:: Aim of the task ::
Without the pictures, give the entries below again exactly as written.

━━━━━ Records shown

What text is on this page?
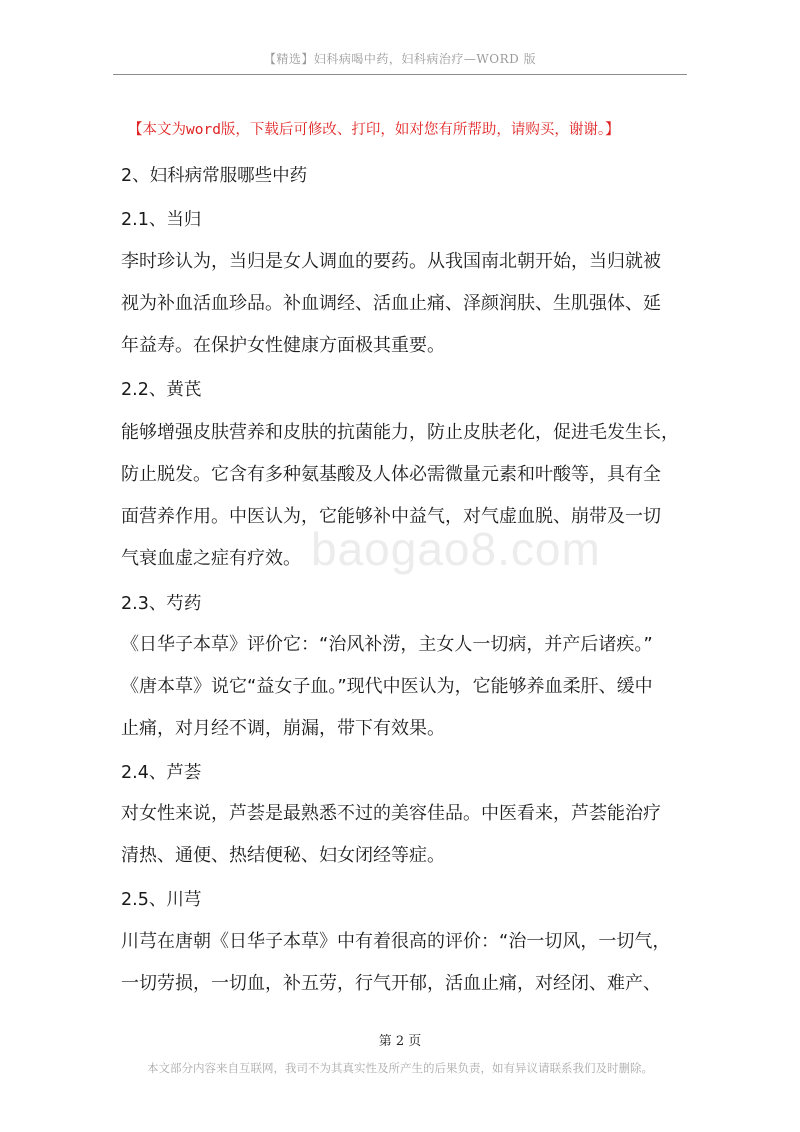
【精选】妇科病喝中药，妇科病治疗—WORD 版
【本文为word版，下载后可修改、打印，如对您有所帮助，请购买，谢谢。】
baogao8.com
2、妇科病常服哪些中药
2.1、当归
李时珍认为，当归是女人调血的要药。从我国南北朝开始，当归就被
视为补血活血珍品。补血调经、活血止痛、泽颜润肤、生肌强体、延
年益寿。在保护女性健康方面极其重要。
2.2、黄芪
能够增强皮肤营养和皮肤的抗菌能力，防止皮肤老化，促进毛发生长，
防止脱发。它含有多种氨基酸及人体必需微量元素和叶酸等，具有全
面营养作用。中医认为，它能够补中益气，对气虚血脱、崩带及一切
气衰血虚之症有疗效。
2.3、芍药
《日华子本草》评价它：“治风补涝，主女人一切病，并产后诸疾。”
《唐本草》说它“益女子血。”现代中医认为，它能够养血柔肝、缓中
止痛，对月经不调，崩漏，带下有效果。
2.4、芦荟
对女性来说，芦荟是最熟悉不过的美容佳品。中医看来，芦荟能治疗
清热、通便、热结便秘、妇女闭经等症。
2.5、川芎
川芎在唐朝《日华子本草》中有着很高的评价：“治一切风，一切气，
一切劳损，一切血，补五劳，行气开郁，活血止痛，对经闭、难产、
第 2 页
本文部分内容来自互联网，我司不为其真实性及所产生的后果负责，如有异议请联系我们及时删除。
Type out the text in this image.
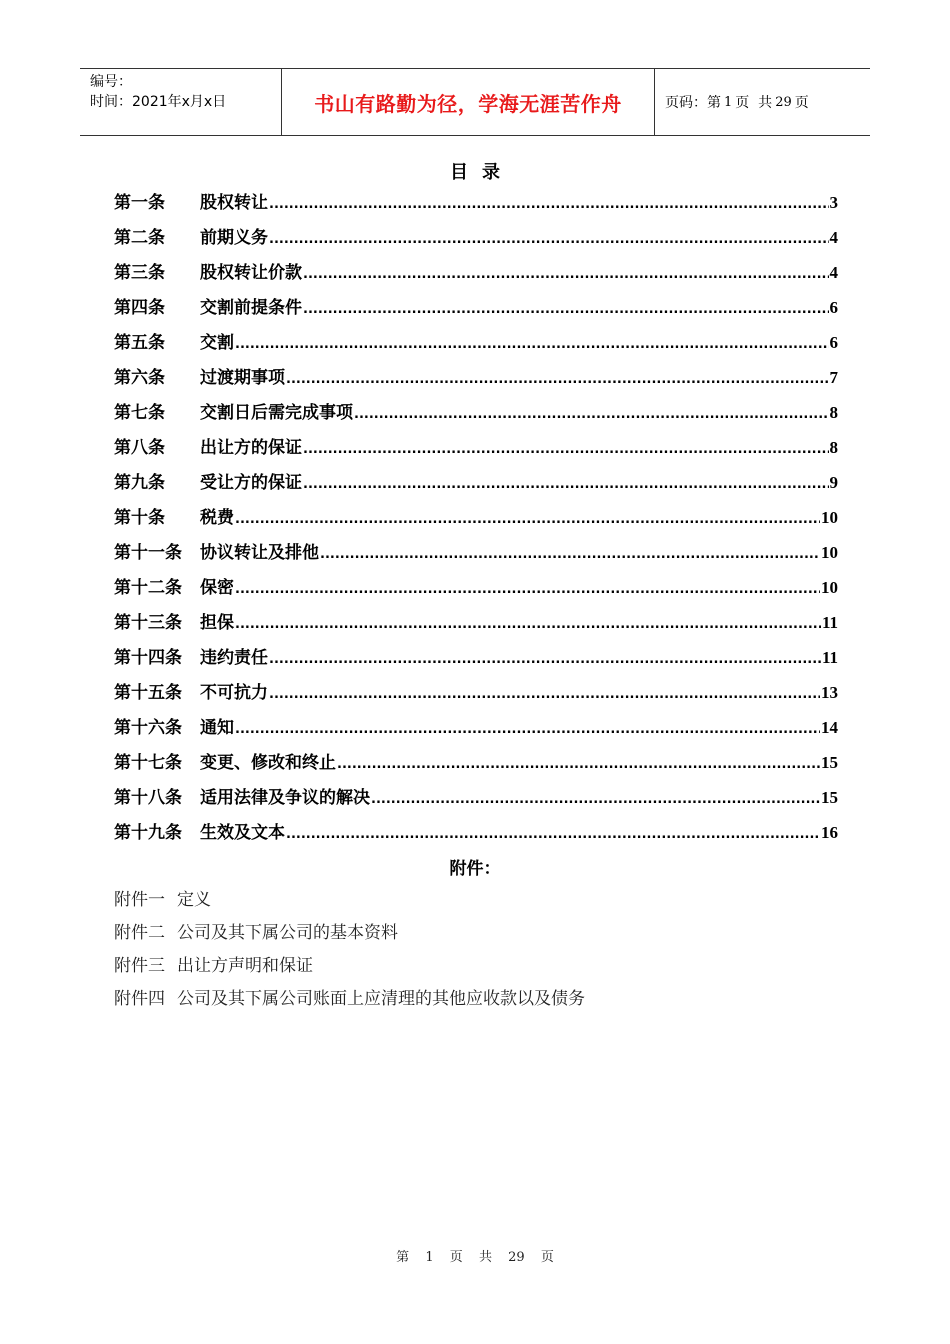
编号：
时间：2021年x月x日	书山有路勤为径，学海无涯苦作舟	页码：第 1 页  共 29 页
目录
第一条	股权转让 .....	3
第二条	前期义务 .....	4
第三条	股权转让价款 .....	4
第四条	交割前提条件 .....	6
第五条	交割 .....	6
第六条	过渡期事项 .....	7
第七条	交割日后需完成事项 .....	8
第八条	出让方的保证 .....	8
第九条	受让方的保证 .....	9
第十条	税费 .....	10
第十一条	协议转让及排他 .....	10
第十二条	保密 .....	10
第十三条	担保 .....	11
第十四条	违约责任 .....	11
第十五条	不可抗力 .....	13
第十六条	通知 .....	14
第十七条	变更、修改和终止 .....	15
第十八条	适用法律及争议的解决 .....	15
第十九条	生效及文本 .....	16
附件：
附件一 定义
附件二 公司及其下属公司的基本资料
附件三 出让方声明和保证
附件四 公司及其下属公司账面上应清理的其他应收款以及债务
第 1 页  共 29 页
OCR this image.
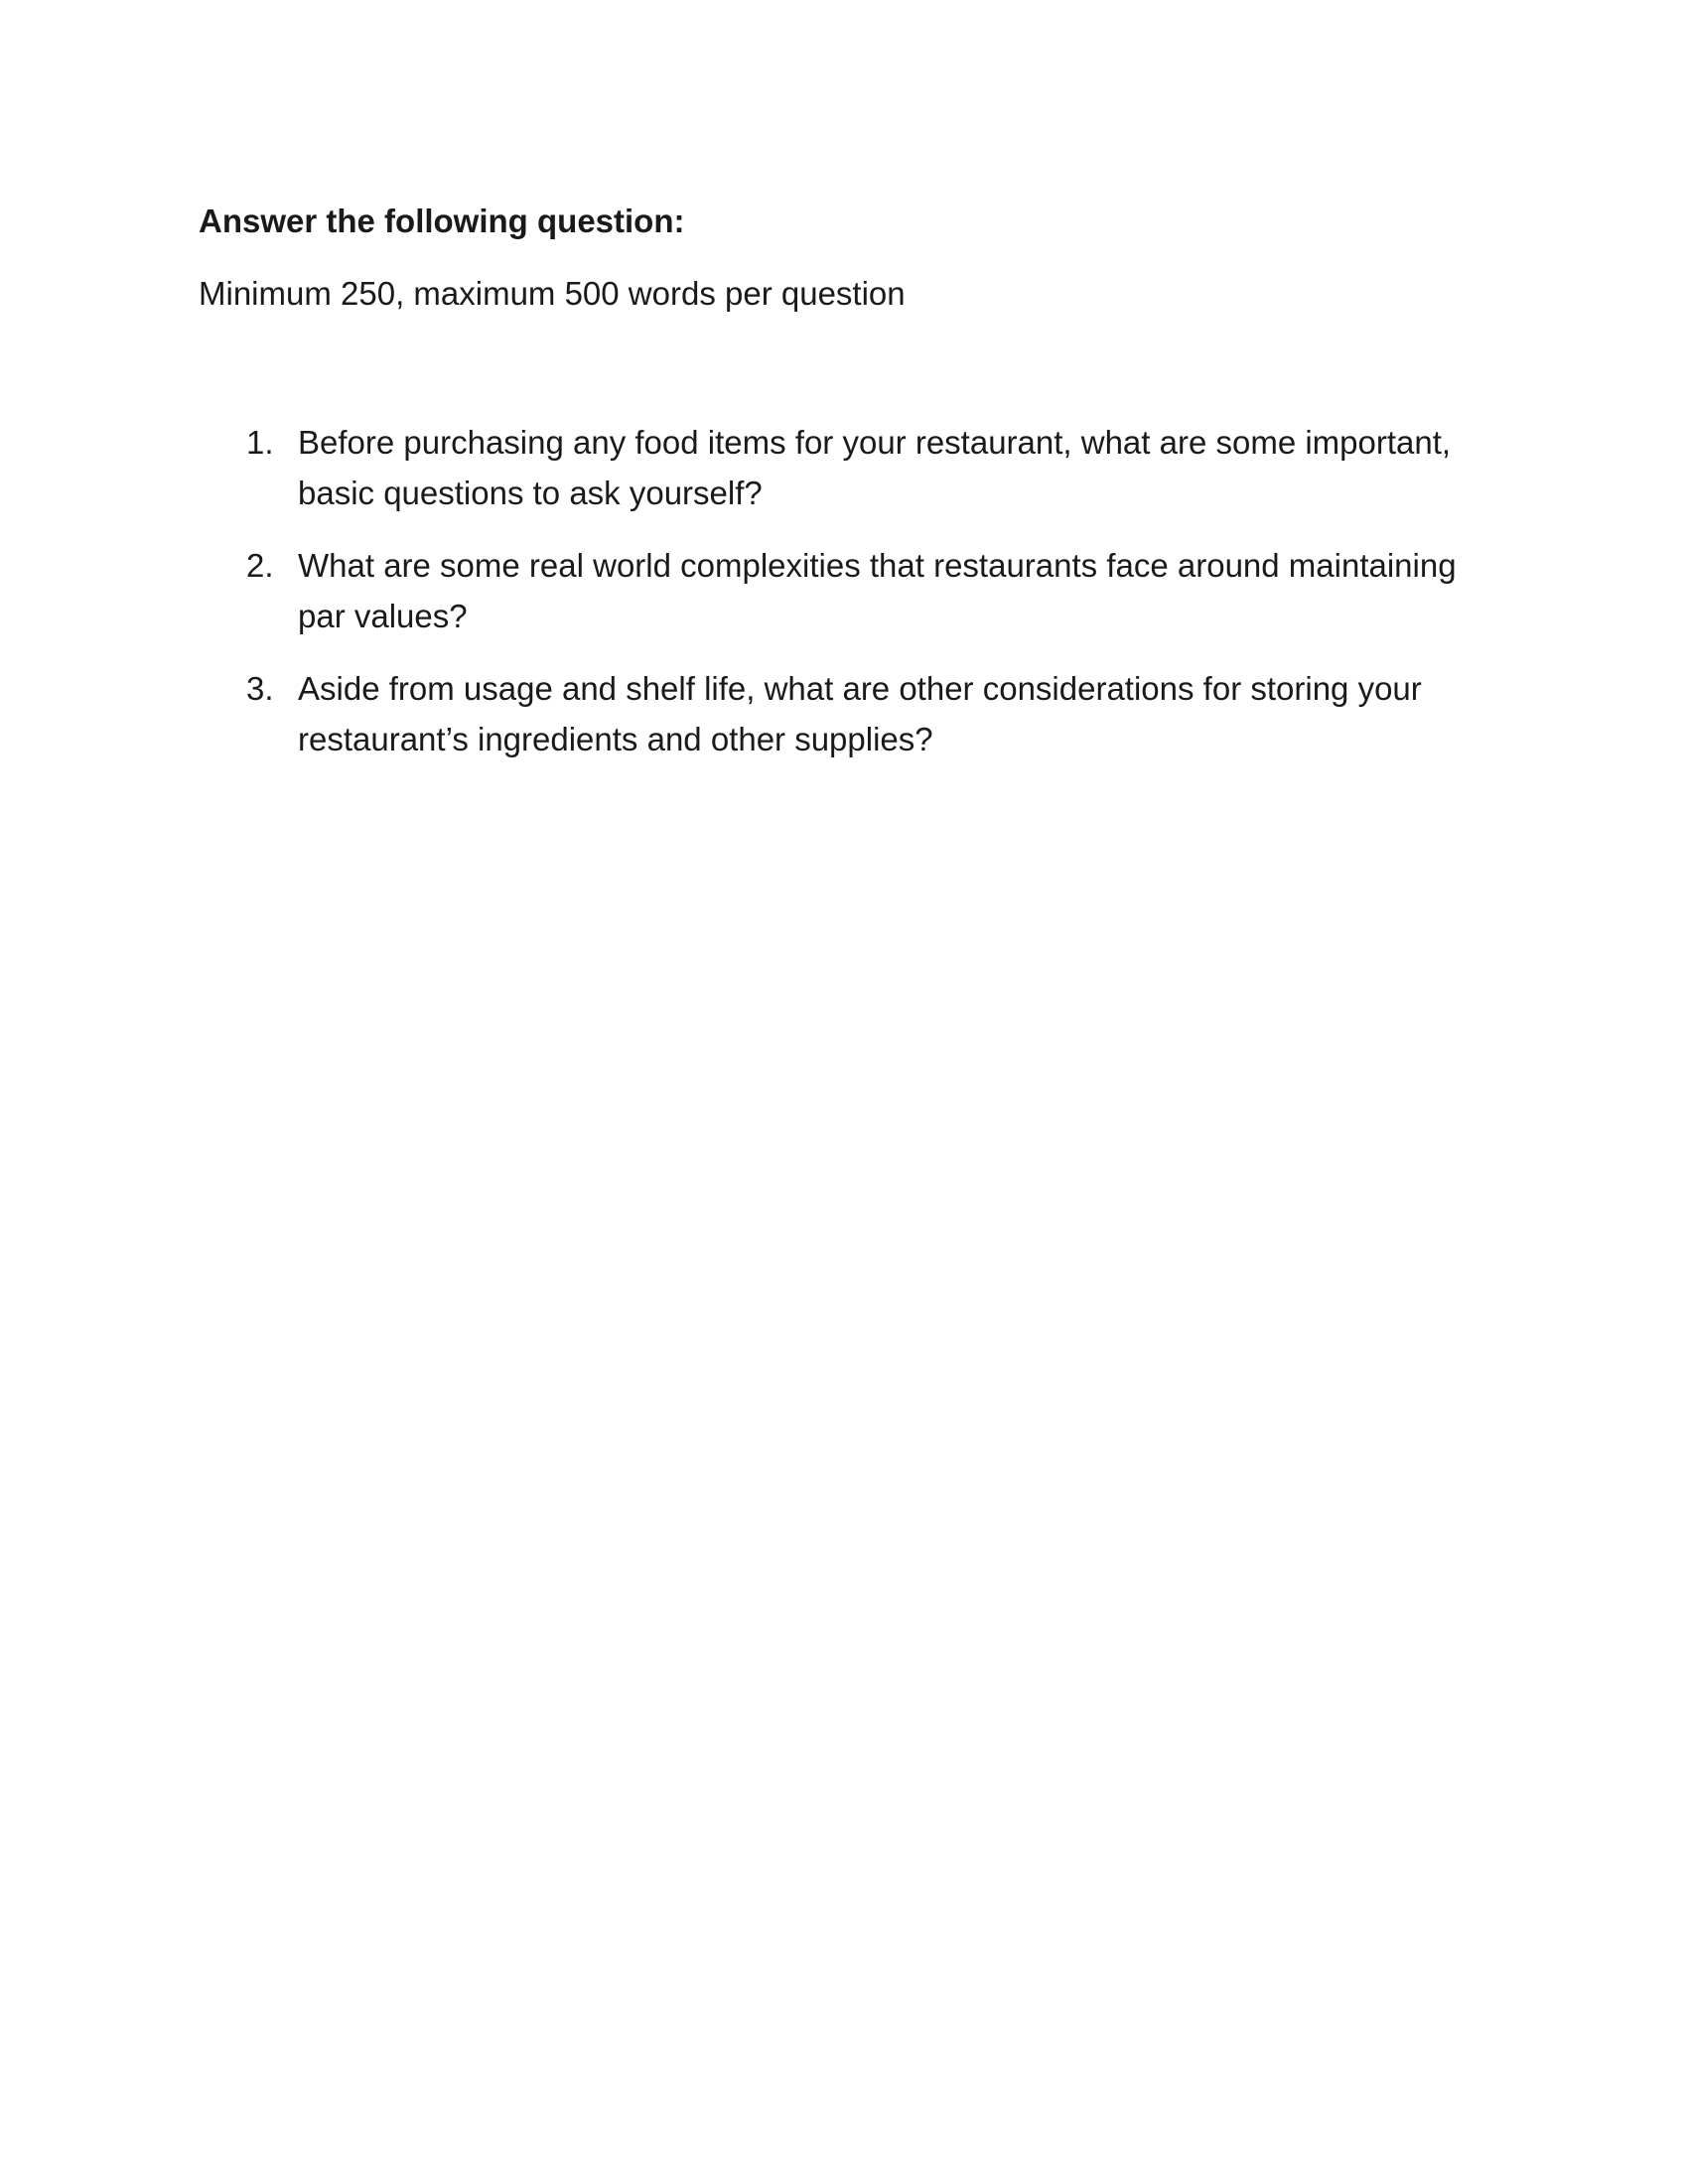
Answer the following question:
Minimum 250, maximum 500 words per question
1. Before purchasing any food items for your restaurant, what are some important, basic questions to ask yourself?
2. What are some real world complexities that restaurants face around maintaining par values?
3. Aside from usage and shelf life, what are other considerations for storing your restaurant’s ingredients and other supplies?
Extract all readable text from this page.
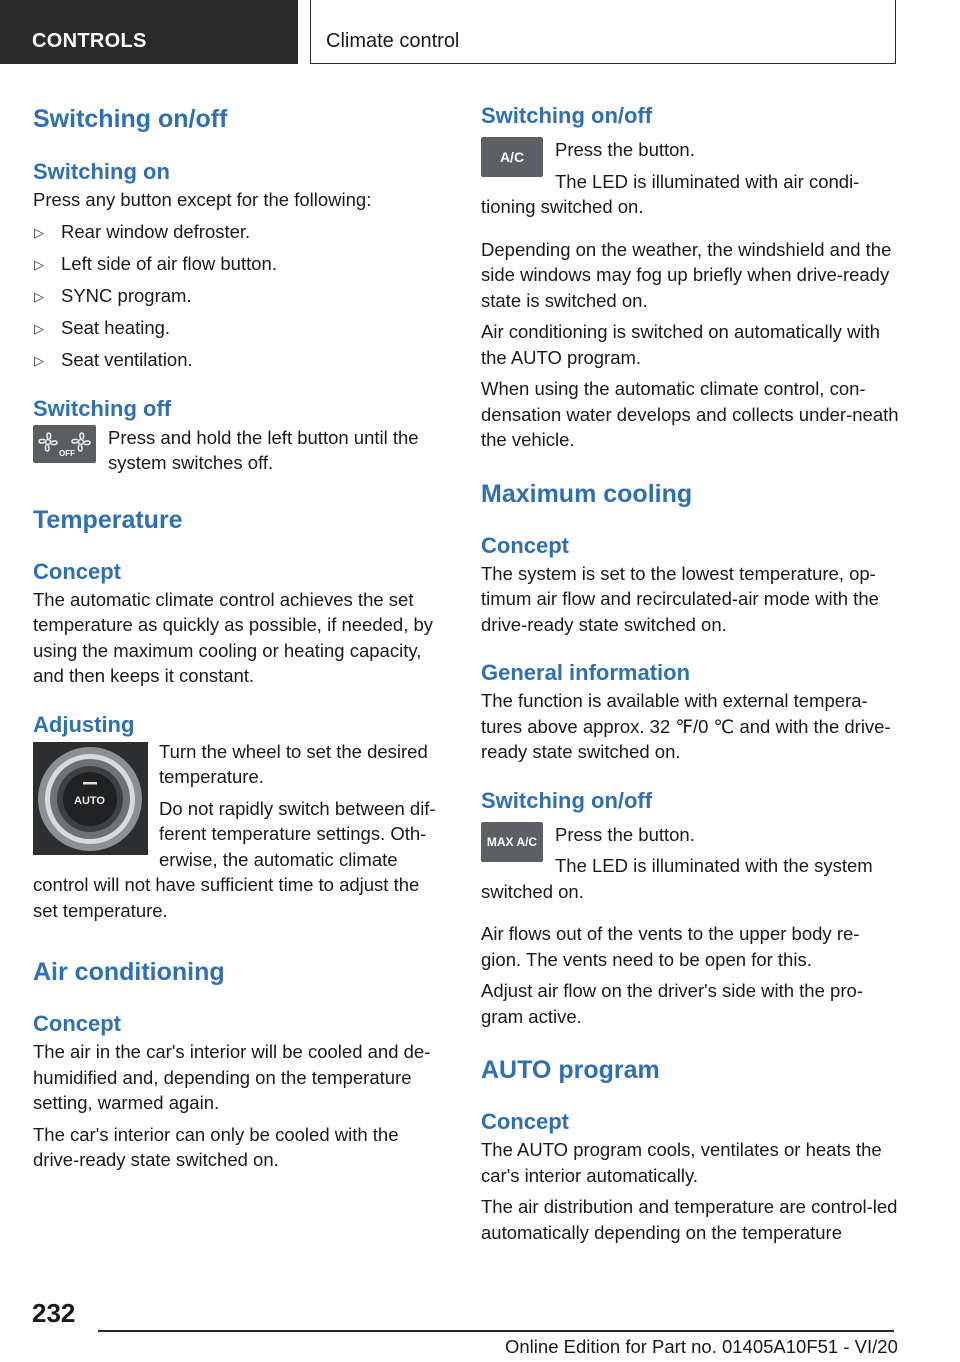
CONTROLS	Climate control
Switching on/off
Switching on

Press any button except for the following:

▷ Rear window defroster.
▷ Left side of air flow button.
▷ SYNC program.
▷ Seat heating.
▷ Seat ventilation.
Switching off
OFF

Press and hold the left button until the system switches off.

Temperature
Concept

The automatic climate control achieves the set temperature as quickly as possible, if needed, by using the maximum cooling or heating capacity, and then keeps it constant.

Adjusting
AUTO

Turn the wheel to set the desired temperature.

Do not rapidly switch between dif-ferent temperature settings. Oth-erwise, the automatic climate control will not have sufficient time to adjust the set temperature.

Air conditioning
Concept

The air in the car's interior will be cooled and de-humidified and, depending on the temperature setting, warmed again.

The car's interior can only be cooled with the drive-ready state switched on.

Switching on/off
A/C	Press the button.

The LED is illuminated with air condi-tioning switched on.

Depending on the weather, the windshield and the side windows may fog up briefly when drive-ready state is switched on.

Air conditioning is switched on automatically with the AUTO program.

When using the automatic climate control, con-densation water develops and collects under-neath the vehicle.

Maximum cooling
Concept

The system is set to the lowest temperature, op-timum air flow and recirculated-air mode with the drive-ready state switched on.

General information

The function is available with external tempera-tures above approx. 32 ℉/0 ℃ and with the drive-ready state switched on.

Switching on/off
MAX A/C Press the button.

The LED is illuminated with the system switched on.

Air flows out of the vents to the upper body re-gion. The vents need to be open for this.

Adjust air flow on the driver's side with the pro-gram active.

AUTO program
Concept

The AUTO program cools, ventilates or heats the car's interior automatically.

The air distribution and temperature are control-led automatically depending on the temperature

232
Online Edition for Part no. 01405A10F51 - VI/20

━━━━━━━━━━

:: Output below ::
What text is on this page?
【精选】妇科病喝中药，妇科病治疗—WORD 版
【本文为word版，下载后可修改、打印，如对您有所帮助，请购买，谢谢。】
baogao8.com
2、妇科病常服哪些中药
2.1、当归
李时珍认为，当归是女人调血的要药。从我国南北朝开始，当归就被
视为补血活血珍品。补血调经、活血止痛、泽颜润肤、生肌强体、延
年益寿。在保护女性健康方面极其重要。
2.2、黄芪
能够增强皮肤营养和皮肤的抗菌能力，防止皮肤老化，促进毛发生长，
防止脱发。它含有多种氨基酸及人体必需微量元素和叶酸等，具有全
面营养作用。中医认为，它能够补中益气，对气虚血脱、崩带及一切
气衰血虚之症有疗效。
2.3、芍药
《日华子本草》评价它：“治风补涝，主女人一切病，并产后诸疾。”
《唐本草》说它“益女子血。”现代中医认为，它能够养血柔肝、缓中
止痛，对月经不调，崩漏，带下有效果。
2.4、芦荟
对女性来说，芦荟是最熟悉不过的美容佳品。中医看来，芦荟能治疗
清热、通便、热结便秘、妇女闭经等症。
2.5、川芎
川芎在唐朝《日华子本草》中有着很高的评价：“治一切风，一切气，
一切劳损，一切血，补五劳，行气开郁，活血止痛，对经闭、难产、
第 2 页
本文部分内容来自互联网，我司不为其真实性及所产生的后果负责，如有异议请联系我们及时删除。
Type out the text in this image.
编号：
时间：2021年x月x日	书山有路勤为径，学海无涯苦作舟	页码：第 1 页  共 29 页
目录
第一条	股权转让 .....	3
第二条	前期义务 .....	4
第三条	股权转让价款 .....	4
第四条	交割前提条件 .....	6
第五条	交割 .....	6
第六条	过渡期事项 .....	7
第七条	交割日后需完成事项 .....	8
第八条	出让方的保证 .....	8
第九条	受让方的保证 .....	9
第十条	税费 .....	10
第十一条	协议转让及排他 .....	10
第十二条	保密 .....	10
第十三条	担保 .....	11
第十四条	违约责任 .....	11
第十五条	不可抗力 .....	13
第十六条	通知 .....	14
第十七条	变更、修改和终止 .....	15
第十八条	适用法律及争议的解决 .....	15
第十九条	生效及文本 .....	16
附件：
附件一 定义
附件二 公司及其下属公司的基本资料
附件三 出让方声明和保证
附件四 公司及其下属公司账面上应清理的其他应收款以及债务
第 1 页  共 29 页
OCR this image.
Answer the following question:
Minimum 250, maximum 500 words per question
1. Before purchasing any food items for your restaurant, what are some important, basic questions to ask yourself?
2. What are some real world complexities that restaurants face around maintaining par values?
3. Aside from usage and shelf life, what are other considerations for storing your restaurant’s ingredients and other supplies?
Extract all readable text from this page.
CONTROLS	Climate control
Switching on/off
Switching on

Press any button except for the following:

▷ Rear window defroster.
▷ Left side of air flow button.
▷ SYNC program.
▷ Seat heating.
▷ Seat ventilation.
Switching off
OFF

Press and hold the left button until the system switches off.

Temperature
Concept

The automatic climate control achieves the set temperature as quickly as possible, if needed, by using the maximum cooling or heating capacity, and then keeps it constant.

Adjusting
AUTO

Turn the wheel to set the desired temperature.

Do not rapidly switch between dif-ferent temperature settings. Oth-erwise, the automatic climate control will not have sufficient time to adjust the set temperature.

Air conditioning
Concept

The air in the car's interior will be cooled and de-humidified and, depending on the temperature setting, warmed again.

The car's interior can only be cooled with the drive-ready state switched on.

Switching on/off
A/C	Press the button.

The LED is illuminated with air condi-tioning switched on.

Depending on the weather, the windshield and the side windows may fog up briefly when drive-ready state is switched on.

Air conditioning is switched on automatically with the AUTO program.

When using the automatic climate control, con-densation water develops and collects under-neath the vehicle.

Maximum cooling
Concept

The system is set to the lowest temperature, op-timum air flow and recirculated-air mode with the drive-ready state switched on.

General information

The function is available with external tempera-tures above approx. 32 ℉/0 ℃ and with the drive-ready state switched on.

Switching on/off
MAX A/C Press the button.

The LED is illuminated with the system switched on.

Air flows out of the vents to the upper body re-gion. The vents need to be open for this.

Adjust air flow on the driver's side with the pro-gram active.

AUTO program
Concept

The AUTO program cools, ventilates or heats the car's interior automatically.

The air distribution and temperature are control-led automatically depending on the temperature

232
Online Edition for Part no. 01405A10F51 - VI/20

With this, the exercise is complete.